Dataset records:
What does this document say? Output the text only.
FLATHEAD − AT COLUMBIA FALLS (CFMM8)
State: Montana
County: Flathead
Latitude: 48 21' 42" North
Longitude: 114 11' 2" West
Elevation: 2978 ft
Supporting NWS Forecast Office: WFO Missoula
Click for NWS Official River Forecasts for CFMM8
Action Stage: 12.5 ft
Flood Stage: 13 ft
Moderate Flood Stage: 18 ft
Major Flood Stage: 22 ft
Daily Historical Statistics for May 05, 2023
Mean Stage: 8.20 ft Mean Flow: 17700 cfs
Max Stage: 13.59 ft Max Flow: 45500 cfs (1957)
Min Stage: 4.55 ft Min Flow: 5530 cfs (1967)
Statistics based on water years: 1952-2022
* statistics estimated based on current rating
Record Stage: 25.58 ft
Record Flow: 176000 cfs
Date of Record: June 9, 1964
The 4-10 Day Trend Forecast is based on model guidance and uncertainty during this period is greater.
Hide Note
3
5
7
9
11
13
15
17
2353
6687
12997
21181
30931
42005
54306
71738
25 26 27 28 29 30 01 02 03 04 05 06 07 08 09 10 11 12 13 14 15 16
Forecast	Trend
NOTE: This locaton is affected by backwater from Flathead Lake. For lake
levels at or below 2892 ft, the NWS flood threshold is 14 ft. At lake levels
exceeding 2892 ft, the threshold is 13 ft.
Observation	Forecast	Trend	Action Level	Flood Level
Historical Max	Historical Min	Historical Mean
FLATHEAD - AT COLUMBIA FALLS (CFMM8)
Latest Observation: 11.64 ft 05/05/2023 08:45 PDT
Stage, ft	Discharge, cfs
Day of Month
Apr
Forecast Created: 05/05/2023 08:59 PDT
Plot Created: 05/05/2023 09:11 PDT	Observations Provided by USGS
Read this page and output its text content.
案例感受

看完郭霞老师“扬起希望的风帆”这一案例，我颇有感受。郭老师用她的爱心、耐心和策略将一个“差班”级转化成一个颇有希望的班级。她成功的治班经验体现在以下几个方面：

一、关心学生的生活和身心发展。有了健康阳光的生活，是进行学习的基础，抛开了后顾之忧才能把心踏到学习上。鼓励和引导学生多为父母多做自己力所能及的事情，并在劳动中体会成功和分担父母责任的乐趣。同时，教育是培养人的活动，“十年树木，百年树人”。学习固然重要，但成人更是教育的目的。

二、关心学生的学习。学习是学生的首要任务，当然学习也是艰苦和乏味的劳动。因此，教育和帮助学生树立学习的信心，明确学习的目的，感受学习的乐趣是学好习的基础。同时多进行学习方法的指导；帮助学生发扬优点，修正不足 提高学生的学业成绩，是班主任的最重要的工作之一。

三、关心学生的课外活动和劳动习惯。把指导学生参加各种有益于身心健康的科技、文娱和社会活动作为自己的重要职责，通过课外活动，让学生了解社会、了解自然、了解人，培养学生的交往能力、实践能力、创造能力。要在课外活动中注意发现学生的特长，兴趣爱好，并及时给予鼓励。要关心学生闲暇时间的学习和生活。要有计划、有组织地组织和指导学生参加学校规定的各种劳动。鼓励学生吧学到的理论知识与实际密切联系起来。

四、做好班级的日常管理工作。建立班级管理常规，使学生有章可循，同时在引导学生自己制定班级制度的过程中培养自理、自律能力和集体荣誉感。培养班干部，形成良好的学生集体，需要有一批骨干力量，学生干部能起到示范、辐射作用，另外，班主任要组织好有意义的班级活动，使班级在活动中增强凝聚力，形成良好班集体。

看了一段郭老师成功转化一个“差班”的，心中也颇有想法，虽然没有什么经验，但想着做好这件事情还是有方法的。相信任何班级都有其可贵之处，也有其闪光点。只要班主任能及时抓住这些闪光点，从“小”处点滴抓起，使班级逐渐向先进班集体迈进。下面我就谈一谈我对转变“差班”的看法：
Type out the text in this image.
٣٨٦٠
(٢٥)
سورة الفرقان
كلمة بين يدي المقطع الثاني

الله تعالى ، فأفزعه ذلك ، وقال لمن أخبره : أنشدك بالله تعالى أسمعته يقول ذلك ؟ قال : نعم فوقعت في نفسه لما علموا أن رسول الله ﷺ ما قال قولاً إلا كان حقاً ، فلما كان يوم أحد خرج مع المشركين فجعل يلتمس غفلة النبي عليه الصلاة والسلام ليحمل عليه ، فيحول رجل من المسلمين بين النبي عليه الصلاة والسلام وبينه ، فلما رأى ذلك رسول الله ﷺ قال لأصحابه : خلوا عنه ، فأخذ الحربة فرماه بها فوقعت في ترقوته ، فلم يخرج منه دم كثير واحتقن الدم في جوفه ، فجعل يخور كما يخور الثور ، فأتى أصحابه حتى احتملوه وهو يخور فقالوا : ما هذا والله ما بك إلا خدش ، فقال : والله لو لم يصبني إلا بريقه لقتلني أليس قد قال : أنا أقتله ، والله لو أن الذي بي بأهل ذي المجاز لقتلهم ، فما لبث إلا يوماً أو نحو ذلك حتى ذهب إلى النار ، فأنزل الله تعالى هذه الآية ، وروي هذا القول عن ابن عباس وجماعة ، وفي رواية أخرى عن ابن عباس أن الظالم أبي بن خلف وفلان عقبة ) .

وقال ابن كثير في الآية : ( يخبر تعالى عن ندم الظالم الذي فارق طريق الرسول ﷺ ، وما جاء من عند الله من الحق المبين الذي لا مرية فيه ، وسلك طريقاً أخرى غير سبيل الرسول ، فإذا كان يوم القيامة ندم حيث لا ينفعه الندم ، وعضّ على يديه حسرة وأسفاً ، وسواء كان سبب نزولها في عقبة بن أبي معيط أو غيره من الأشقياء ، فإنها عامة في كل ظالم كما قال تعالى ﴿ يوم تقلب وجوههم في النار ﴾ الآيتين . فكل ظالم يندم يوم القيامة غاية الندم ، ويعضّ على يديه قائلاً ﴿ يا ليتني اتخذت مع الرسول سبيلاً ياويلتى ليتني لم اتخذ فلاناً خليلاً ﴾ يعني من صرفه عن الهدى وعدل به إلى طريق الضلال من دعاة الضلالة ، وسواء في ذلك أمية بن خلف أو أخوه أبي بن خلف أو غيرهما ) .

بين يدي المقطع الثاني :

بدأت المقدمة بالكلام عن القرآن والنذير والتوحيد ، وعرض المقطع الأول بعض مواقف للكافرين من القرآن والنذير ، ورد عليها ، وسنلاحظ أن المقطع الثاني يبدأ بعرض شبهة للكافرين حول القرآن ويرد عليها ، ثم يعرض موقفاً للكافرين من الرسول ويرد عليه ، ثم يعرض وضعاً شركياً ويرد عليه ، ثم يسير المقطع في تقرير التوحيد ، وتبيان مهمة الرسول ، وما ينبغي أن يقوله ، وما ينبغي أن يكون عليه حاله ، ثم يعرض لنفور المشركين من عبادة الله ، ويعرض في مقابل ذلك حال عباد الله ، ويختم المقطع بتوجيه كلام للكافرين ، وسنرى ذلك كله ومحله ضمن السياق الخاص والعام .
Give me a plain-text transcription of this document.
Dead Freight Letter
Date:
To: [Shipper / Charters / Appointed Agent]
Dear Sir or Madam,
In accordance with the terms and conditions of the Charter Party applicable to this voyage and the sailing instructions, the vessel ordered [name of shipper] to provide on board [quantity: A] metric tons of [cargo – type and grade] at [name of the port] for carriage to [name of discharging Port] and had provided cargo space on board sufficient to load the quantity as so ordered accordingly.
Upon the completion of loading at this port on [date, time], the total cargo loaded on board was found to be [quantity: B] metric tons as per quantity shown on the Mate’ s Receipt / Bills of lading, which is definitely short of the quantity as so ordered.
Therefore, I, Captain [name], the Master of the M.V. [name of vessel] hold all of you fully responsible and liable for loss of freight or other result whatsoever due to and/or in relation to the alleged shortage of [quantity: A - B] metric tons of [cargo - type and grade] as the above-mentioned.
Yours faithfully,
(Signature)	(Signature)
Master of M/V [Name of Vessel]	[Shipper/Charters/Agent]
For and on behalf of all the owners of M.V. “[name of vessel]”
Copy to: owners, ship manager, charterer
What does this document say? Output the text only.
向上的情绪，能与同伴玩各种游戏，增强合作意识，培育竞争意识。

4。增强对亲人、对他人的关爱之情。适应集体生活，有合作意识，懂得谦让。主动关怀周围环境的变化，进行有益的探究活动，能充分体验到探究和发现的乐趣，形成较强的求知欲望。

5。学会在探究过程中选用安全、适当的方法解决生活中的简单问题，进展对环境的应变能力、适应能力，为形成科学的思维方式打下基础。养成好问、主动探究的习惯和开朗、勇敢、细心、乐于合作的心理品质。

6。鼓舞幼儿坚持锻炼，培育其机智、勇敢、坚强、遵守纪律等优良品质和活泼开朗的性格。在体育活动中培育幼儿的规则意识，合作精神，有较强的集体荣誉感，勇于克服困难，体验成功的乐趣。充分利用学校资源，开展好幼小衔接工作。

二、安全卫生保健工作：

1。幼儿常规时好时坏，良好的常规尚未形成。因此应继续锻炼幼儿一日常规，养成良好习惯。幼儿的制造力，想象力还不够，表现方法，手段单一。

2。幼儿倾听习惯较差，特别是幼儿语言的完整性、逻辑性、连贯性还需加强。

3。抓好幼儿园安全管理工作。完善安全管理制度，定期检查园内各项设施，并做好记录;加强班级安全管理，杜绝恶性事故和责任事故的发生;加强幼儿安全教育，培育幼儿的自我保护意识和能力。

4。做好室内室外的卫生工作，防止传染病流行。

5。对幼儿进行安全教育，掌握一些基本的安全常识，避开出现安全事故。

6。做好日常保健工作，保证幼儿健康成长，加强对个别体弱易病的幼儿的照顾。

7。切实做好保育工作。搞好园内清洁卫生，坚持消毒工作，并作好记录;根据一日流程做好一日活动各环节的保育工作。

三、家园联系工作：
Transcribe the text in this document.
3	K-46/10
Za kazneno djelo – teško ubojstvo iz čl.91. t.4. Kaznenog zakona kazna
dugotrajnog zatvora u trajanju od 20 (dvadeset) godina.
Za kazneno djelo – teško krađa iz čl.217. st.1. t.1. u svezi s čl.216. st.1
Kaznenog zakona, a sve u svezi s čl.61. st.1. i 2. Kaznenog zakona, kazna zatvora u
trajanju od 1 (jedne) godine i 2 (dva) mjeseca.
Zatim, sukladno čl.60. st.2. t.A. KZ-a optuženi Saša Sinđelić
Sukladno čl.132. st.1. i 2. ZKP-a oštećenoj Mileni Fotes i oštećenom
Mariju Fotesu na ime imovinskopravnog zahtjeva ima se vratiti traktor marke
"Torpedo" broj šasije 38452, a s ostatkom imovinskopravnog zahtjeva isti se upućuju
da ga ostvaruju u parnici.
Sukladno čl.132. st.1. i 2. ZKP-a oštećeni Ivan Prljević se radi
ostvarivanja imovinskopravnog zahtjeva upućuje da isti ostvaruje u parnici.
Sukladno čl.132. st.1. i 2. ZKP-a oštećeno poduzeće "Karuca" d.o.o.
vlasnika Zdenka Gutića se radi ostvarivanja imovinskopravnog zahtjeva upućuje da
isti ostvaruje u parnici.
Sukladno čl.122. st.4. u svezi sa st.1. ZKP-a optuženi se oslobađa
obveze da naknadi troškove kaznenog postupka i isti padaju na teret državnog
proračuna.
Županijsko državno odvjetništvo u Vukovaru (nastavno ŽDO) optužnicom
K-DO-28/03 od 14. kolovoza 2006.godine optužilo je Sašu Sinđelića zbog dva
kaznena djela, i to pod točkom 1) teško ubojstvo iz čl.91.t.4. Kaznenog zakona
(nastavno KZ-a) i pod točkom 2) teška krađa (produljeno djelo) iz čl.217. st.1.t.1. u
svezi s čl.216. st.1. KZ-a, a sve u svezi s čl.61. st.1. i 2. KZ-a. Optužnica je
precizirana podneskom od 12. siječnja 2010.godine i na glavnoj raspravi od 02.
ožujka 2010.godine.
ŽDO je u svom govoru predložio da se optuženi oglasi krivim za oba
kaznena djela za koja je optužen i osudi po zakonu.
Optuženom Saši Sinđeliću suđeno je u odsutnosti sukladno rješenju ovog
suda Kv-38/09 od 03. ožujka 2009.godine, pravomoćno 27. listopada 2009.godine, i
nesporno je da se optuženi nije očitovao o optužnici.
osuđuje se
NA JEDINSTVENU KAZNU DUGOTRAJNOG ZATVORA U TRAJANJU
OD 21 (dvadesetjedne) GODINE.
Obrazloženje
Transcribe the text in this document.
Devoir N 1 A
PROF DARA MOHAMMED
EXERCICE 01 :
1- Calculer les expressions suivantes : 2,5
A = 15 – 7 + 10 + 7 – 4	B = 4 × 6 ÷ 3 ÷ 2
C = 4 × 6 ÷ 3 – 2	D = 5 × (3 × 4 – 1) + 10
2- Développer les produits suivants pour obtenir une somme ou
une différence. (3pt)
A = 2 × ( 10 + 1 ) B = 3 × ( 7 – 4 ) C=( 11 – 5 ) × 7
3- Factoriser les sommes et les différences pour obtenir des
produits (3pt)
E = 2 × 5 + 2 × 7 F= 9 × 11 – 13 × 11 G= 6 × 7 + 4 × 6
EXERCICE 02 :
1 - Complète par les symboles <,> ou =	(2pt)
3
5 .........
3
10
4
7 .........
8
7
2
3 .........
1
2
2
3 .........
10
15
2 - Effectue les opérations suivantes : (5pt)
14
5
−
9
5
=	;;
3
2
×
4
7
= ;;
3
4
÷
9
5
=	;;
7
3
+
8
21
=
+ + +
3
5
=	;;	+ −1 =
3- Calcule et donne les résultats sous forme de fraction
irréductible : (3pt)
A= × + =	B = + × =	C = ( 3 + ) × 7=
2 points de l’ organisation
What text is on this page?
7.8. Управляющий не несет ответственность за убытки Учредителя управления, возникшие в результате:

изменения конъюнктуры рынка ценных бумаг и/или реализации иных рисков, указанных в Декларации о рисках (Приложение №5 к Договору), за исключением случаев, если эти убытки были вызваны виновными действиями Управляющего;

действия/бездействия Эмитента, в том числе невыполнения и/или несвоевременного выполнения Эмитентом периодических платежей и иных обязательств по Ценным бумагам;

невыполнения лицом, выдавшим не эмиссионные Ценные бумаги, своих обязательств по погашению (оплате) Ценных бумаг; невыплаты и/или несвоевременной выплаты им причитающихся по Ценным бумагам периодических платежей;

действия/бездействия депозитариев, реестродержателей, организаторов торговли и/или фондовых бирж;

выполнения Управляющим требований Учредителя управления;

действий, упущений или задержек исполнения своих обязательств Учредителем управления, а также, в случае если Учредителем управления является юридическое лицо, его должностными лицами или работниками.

#### What the task requires:
Return each line that includes "kazna".

#### Written reply:
Za kazneno djelo – teško ubojstvo iz čl.91. t.4. Kaznenog zakona kazna
Kaznenog zakona, a sve u svezi s čl.61. st.1. i 2. Kaznenog zakona, kazna zatvora u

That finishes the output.